- [What is asked] Reproduce each line exactly, including spacing and punctuation.

########

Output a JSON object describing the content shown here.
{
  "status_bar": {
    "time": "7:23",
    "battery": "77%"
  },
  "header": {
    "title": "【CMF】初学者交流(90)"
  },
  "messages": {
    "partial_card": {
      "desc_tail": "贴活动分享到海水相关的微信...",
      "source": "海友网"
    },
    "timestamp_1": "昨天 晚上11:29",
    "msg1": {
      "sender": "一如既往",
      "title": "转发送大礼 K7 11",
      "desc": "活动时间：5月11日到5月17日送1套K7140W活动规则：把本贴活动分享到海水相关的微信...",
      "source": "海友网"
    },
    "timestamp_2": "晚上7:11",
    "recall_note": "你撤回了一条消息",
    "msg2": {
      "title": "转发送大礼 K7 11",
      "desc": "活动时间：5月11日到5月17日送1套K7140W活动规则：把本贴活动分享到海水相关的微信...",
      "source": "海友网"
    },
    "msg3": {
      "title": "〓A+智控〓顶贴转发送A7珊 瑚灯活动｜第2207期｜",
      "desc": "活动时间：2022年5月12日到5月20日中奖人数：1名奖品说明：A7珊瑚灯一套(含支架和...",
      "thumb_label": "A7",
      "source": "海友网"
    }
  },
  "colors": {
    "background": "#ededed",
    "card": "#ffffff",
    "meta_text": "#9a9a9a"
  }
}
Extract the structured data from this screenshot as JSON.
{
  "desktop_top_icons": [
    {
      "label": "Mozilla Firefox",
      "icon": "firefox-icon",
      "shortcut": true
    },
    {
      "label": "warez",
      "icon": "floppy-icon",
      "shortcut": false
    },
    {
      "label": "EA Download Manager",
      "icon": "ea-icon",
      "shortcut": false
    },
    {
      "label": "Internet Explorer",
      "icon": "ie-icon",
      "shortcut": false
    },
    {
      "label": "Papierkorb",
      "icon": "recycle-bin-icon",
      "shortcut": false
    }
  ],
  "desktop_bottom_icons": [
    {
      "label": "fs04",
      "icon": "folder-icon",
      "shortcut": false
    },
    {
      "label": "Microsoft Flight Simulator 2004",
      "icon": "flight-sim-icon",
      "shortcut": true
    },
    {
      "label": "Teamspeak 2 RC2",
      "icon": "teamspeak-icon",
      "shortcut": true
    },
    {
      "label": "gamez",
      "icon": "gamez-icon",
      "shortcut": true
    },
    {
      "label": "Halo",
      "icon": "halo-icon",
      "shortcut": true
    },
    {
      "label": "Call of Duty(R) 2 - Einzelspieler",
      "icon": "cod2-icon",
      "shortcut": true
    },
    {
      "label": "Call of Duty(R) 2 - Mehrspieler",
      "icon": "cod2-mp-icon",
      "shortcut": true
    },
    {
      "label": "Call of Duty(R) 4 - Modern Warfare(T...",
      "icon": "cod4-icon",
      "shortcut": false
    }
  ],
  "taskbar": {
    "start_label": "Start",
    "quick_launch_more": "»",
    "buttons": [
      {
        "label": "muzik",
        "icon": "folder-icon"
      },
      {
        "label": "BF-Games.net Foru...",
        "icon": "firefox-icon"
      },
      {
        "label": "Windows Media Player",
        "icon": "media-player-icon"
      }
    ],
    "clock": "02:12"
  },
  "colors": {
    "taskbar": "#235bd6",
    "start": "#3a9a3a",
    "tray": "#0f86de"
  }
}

########

- [Result of the task]
Output a JSON object describing the content shown here.
{
  "status_bar": {
    "time": "7:23",
    "battery": "77%"
  },
  "header": {
    "title": "【CMF】初学者交流(90)"
  },
  "messages": {
    "partial_card": {
      "desc_tail": "贴活动分享到海水相关的微信...",
      "source": "海友网"
    },
    "timestamp_1": "昨天 晚上11:29",
    "msg1": {
      "sender": "一如既往",
      "title": "转发送大礼 K7 11",
      "desc": "活动时间：5月11日到5月17日送1套K7140W活动规则：把本贴活动分享到海水相关的微信...",
      "source": "海友网"
    },
    "timestamp_2": "晚上7:11",
    "recall_note": "你撤回了一条消息",
    "msg2": {
      "title": "转发送大礼 K7 11",
      "desc": "活动时间：5月11日到5月17日送1套K7140W活动规则：把本贴活动分享到海水相关的微信...",
      "source": "海友网"
    },
    "msg3": {
      "title": "〓A+智控〓顶贴转发送A7珊 瑚灯活动｜第2207期｜",
      "desc": "活动时间：2022年5月12日到5月20日中奖人数：1名奖品说明：A7珊瑚灯一套(含支架和...",
      "thumb_label": "A7",
      "source": "海友网"
    }
  },
  "colors": {
    "background": "#ededed",
    "card": "#ffffff",
    "meta_text": "#9a9a9a"
  }
}
Extract the structured data from this screenshot as JSON.
{
  "desktop_top_icons": [
    {
      "label": "Mozilla Firefox",
      "icon": "firefox-icon",
      "shortcut": true
    },
    {
      "label": "warez",
      "icon": "floppy-icon",
      "shortcut": false
    },
    {
      "label": "EA Download Manager",
      "icon": "ea-icon",
      "shortcut": false
    },
    {
      "label": "Internet Explorer",
      "icon": "ie-icon",
      "shortcut": false
    },
    {
      "label": "Papierkorb",
      "icon": "recycle-bin-icon",
      "shortcut": false
    }
  ],
  "desktop_bottom_icons": [
    {
      "label": "fs04",
      "icon": "folder-icon",
      "shortcut": false
    },
    {
      "label": "Microsoft Flight Simulator 2004",
      "icon": "flight-sim-icon",
      "shortcut": true
    },
    {
      "label": "Teamspeak 2 RC2",
      "icon": "teamspeak-icon",
      "shortcut": true
    },
    {
      "label": "gamez",
      "icon": "gamez-icon",
      "shortcut": true
    },
    {
      "label": "Halo",
      "icon": "halo-icon",
      "shortcut": true
    },
    {
      "label": "Call of Duty(R) 2 - Einzelspieler",
      "icon": "cod2-icon",
      "shortcut": true
    },
    {
      "label": "Call of Duty(R) 2 - Mehrspieler",
      "icon": "cod2-mp-icon",
      "shortcut": true
    },
    {
      "label": "Call of Duty(R) 4 - Modern Warfare(T...",
      "icon": "cod4-icon",
      "shortcut": false
    }
  ],
  "taskbar": {
    "start_label": "Start",
    "quick_launch_more": "»",
    "buttons": [
      {
        "label": "muzik",
        "icon": "folder-icon"
      },
      {
        "label": "BF-Games.net Foru...",
        "icon": "firefox-icon"
      },
      {
        "label": "Windows Media Player",
        "icon": "media-player-icon"
      }
    ],
    "clock": "02:12"
  },
  "colors": {
    "taskbar": "#235bd6",
    "start": "#3a9a3a",
    "tray": "#0f86de"
  }
}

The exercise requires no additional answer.